EXERCICE A | Recopiez mot pour mot le passage de l'extrait sur Poliphile qui va de « 1. Le monument » jusqu'à « M. Paul Dupuy). ».
EXERCICE B |
Répondez aux questions suivantes à partir de l'extrait sur Poliphile.
(i) Combien de jeunes filles Poliphile rencontre-t-il, et où conduisent-elles le voyageur ?
(ii) Quelle est la devise de la reine de Rabelais, l'abbesse de Thélème ?
(iii) Lors de l'entrée de Henri II à Paris, quel animal remplaça l'éléphant de la gravure ?
EXERCICE C | D'après l'extrait sur Poliphile, que symbolise le bain auquel les jeunes filles conduisent le voyageur ? Répondez en une à trois phrases.

EXTRAIT À LIRE |

Après ce premier contact avec l’antiquité, Poliphile rencontre cinq belles jeunes filles, groupe digne de Giorgione ou de Botticelli ; elles portent les noms grecs des sens, et mènent le voyageur au bain. Le symbole est clair : il faut que le néophyte commence par se débarbouiller de la crasse scolastique et ne se fie, pour connaître le vrai, qu’aux données de la nature. Entre temps, description de cette fontaine de Jouvence, et reconstitution de thermes et de piscines antiques. De là, les Nymphes mènent leur hôte au palais de la reine Eleuthérilide. Faut-il expliquer ce nouveau mythe ? C’est la reine de Rabelais, l’abbesse de Thélème, celle dont la devise est : « Fais ce que vouldras ». Festin solennel et notions sur l’hygiène et sur la médecine. On vient de là insensiblement aux propriétés des pierres précieuses et à leurs vertus spécifiques. Danses antiques ; jardin de verre, jardin de soie et labyrinthe. Au centre du labyrinthe, nouvelle pyramide. Traduction des hiéroglyphes. Suivent, sur quatre chars, quatre triomphes des dieux. Polia, que Poliphile a retrouvée sans la reconnaître chez Eleuthérilide, lui explique les triomphes et continue en racontant les histoires des mortelles dont s’éprirent les dieux. Puis, c’est le tour des beautés qu’ont chantées les poètes : après Antiope, Alcmène, Erigone, Hellé, Cal-

  1. Le monument de Bernin est de 1665. L’idée appartient sans doute à Alexandre VII ; on a un exemplaire de Poliphile à ses armes et tout annoté de sa main. Cf. Fraschetti, Il Bernini, Milan, 1900, p. 304 ; Jean d’Udine avait déjà exécuté une fontaine semblable dans les jardins de la villa Madame. Cf. Vasari, t. VI, p. 556. Pour l’ «entrée» de Henri II à Paris, en 1549, entrée dont les impresarii furent Jean Goujon et Jean Martin, on utilisa cette gravure de Poliphile, mais l’éléphant fut remplacé par un rhinocéros (communication de M. Paul Dupuy).

JEU DE DONNÉES |
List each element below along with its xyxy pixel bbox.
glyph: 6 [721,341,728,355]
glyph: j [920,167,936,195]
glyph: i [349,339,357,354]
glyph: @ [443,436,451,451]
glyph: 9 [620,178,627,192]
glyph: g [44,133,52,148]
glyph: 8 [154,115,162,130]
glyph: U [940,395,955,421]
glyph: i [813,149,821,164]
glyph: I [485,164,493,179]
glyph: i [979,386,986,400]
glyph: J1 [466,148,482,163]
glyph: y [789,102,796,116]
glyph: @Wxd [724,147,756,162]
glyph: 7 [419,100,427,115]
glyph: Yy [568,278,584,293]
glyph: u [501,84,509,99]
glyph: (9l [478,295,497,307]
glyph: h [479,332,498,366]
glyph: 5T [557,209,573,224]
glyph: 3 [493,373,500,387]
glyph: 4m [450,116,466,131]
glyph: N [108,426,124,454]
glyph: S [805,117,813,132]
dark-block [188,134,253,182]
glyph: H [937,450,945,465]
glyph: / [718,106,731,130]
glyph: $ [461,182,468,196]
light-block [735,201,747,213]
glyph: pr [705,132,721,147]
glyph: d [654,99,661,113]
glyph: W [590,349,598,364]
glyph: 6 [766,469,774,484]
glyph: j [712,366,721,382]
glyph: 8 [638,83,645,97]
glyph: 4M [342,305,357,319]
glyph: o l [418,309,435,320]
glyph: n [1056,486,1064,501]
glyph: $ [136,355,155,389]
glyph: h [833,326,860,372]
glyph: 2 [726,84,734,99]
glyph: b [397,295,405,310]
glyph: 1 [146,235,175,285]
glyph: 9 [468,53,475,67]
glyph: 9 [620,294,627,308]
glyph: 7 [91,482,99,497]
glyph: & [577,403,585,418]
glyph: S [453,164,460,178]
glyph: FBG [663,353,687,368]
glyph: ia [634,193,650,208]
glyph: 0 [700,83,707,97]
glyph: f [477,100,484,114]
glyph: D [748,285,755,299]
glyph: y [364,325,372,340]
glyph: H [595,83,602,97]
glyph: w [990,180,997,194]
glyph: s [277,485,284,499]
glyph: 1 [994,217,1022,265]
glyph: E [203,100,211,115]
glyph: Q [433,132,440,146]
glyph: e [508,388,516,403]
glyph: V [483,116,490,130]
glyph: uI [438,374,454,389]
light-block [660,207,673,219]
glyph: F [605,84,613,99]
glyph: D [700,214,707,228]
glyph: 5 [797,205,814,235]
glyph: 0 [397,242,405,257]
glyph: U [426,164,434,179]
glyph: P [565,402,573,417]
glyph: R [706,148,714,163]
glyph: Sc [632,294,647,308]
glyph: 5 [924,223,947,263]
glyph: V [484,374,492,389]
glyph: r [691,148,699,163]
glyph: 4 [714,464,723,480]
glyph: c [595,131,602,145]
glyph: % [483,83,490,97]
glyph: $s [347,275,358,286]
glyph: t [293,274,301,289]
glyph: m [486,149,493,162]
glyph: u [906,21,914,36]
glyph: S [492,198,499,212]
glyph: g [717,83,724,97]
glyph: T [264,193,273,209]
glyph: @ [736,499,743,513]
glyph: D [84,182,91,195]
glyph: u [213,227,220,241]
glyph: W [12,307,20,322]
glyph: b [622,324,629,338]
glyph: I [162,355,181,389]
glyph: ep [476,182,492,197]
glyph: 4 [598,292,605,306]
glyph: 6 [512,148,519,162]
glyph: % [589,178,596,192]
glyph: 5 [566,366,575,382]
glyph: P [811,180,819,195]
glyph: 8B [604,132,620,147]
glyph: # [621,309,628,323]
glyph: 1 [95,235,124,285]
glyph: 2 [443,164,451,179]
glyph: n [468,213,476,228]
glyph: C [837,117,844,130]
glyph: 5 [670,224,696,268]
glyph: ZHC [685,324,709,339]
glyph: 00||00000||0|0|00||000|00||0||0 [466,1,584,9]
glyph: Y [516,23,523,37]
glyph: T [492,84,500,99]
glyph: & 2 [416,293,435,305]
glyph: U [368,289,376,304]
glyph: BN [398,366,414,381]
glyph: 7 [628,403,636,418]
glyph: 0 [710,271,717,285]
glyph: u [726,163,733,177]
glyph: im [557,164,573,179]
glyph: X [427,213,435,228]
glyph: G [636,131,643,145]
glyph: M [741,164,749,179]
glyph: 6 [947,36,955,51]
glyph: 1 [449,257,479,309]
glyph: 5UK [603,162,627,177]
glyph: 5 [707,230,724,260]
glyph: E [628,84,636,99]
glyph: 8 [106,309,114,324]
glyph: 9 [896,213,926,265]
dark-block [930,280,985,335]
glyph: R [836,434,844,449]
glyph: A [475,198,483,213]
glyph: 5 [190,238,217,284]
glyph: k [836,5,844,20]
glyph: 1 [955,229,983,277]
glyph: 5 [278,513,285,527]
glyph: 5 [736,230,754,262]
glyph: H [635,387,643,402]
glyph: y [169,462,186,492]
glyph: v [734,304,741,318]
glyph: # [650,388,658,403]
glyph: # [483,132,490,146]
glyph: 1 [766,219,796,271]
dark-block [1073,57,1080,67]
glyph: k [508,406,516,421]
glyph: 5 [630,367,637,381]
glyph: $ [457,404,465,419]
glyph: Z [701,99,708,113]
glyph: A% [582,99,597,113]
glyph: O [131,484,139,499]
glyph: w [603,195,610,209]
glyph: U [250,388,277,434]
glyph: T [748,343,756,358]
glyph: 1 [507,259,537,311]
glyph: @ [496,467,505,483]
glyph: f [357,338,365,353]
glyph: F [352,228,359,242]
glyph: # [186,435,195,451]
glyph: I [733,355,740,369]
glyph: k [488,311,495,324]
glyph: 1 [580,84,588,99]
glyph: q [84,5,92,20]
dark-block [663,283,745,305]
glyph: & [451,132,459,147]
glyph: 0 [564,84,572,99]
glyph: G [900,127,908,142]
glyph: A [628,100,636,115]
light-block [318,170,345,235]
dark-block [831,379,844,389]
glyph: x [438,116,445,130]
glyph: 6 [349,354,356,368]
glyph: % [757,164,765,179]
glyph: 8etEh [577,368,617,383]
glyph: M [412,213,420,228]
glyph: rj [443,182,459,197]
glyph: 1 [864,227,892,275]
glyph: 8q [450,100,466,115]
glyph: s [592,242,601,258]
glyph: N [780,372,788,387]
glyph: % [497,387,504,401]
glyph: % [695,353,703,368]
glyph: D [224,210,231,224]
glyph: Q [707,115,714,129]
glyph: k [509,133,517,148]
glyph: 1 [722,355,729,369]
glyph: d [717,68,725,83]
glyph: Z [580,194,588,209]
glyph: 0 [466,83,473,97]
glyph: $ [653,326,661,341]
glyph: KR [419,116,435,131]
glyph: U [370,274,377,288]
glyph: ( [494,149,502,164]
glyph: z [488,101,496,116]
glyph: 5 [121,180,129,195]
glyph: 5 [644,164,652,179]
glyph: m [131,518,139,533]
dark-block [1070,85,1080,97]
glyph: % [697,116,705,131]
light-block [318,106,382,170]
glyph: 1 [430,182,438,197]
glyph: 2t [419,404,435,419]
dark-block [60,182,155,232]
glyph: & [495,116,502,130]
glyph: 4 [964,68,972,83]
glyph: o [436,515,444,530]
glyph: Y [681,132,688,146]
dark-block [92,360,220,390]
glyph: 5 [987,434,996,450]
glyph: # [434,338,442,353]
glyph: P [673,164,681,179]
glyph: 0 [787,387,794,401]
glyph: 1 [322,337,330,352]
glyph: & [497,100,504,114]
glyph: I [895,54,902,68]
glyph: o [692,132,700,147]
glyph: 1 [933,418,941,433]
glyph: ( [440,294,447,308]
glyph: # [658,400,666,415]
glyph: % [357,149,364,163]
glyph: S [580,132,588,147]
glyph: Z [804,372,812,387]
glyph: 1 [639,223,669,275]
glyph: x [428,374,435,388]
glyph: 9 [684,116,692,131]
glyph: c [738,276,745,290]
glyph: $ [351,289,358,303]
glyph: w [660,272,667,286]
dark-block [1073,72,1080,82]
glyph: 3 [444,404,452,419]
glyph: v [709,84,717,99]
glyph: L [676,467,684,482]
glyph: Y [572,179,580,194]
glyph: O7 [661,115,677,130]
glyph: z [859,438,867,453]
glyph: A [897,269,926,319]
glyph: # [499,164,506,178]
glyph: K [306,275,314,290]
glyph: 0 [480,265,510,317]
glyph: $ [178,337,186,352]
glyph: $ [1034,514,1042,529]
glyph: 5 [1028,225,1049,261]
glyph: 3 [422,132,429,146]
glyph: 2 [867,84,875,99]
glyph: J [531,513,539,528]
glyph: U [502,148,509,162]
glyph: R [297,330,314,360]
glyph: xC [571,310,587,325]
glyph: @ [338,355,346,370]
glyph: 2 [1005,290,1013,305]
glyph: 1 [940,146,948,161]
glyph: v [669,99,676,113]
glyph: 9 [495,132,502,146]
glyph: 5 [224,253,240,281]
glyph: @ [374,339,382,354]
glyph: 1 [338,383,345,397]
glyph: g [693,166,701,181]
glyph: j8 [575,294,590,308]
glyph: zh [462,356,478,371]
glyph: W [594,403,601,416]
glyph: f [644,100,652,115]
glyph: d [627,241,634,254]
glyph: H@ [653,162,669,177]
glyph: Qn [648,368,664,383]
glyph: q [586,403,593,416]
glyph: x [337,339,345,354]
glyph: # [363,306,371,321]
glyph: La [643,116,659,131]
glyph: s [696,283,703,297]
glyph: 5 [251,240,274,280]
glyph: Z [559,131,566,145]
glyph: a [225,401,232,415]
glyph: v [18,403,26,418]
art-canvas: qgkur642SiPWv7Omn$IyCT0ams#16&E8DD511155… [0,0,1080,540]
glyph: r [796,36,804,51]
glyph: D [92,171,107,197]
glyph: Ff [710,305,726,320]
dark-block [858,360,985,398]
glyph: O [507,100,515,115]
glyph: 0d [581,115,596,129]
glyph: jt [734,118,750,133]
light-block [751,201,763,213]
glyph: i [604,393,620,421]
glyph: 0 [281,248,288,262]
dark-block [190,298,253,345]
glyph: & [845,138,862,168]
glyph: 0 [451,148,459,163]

RÉPONSE A |
1. Le monument de Bernin est de 1665. L’idée appartient sans doute à Alexandre VII ; on a un exemplaire de Poliphile à ses armes et tout annoté de sa main. Cf. Fraschetti, Il Bernini, Milan, 1900, p. 304 ; Jean d’Udine avait déjà exécuté une fontaine semblable dans les jardins de la villa Madame. Cf. Vasari, t. VI, p. 556. Pour l’ «entrée» de Henri II à Paris, en 1549, entrée dont les impresarii furent Jean Goujon et Jean Martin, on utilisa cette gravure de Poliphile, mais l’éléphant fut remplacé par un rhinocéros (communication de M. Paul Dupuy).

RÉPONSE B |
(i) Il rencontre cinq jeunes filles, qui le mènent au bain.
(ii) Sa devise est « Fais ce que vouldras ».
(iii) L'éléphant fut remplacé par un rhinocéros.

RÉPONSE C | Le bain signifie que le néophyte doit d'abord se débarbouiller de la crasse scolastique. Pour connaître le vrai, il ne doit plus se fier qu'aux données de la nature.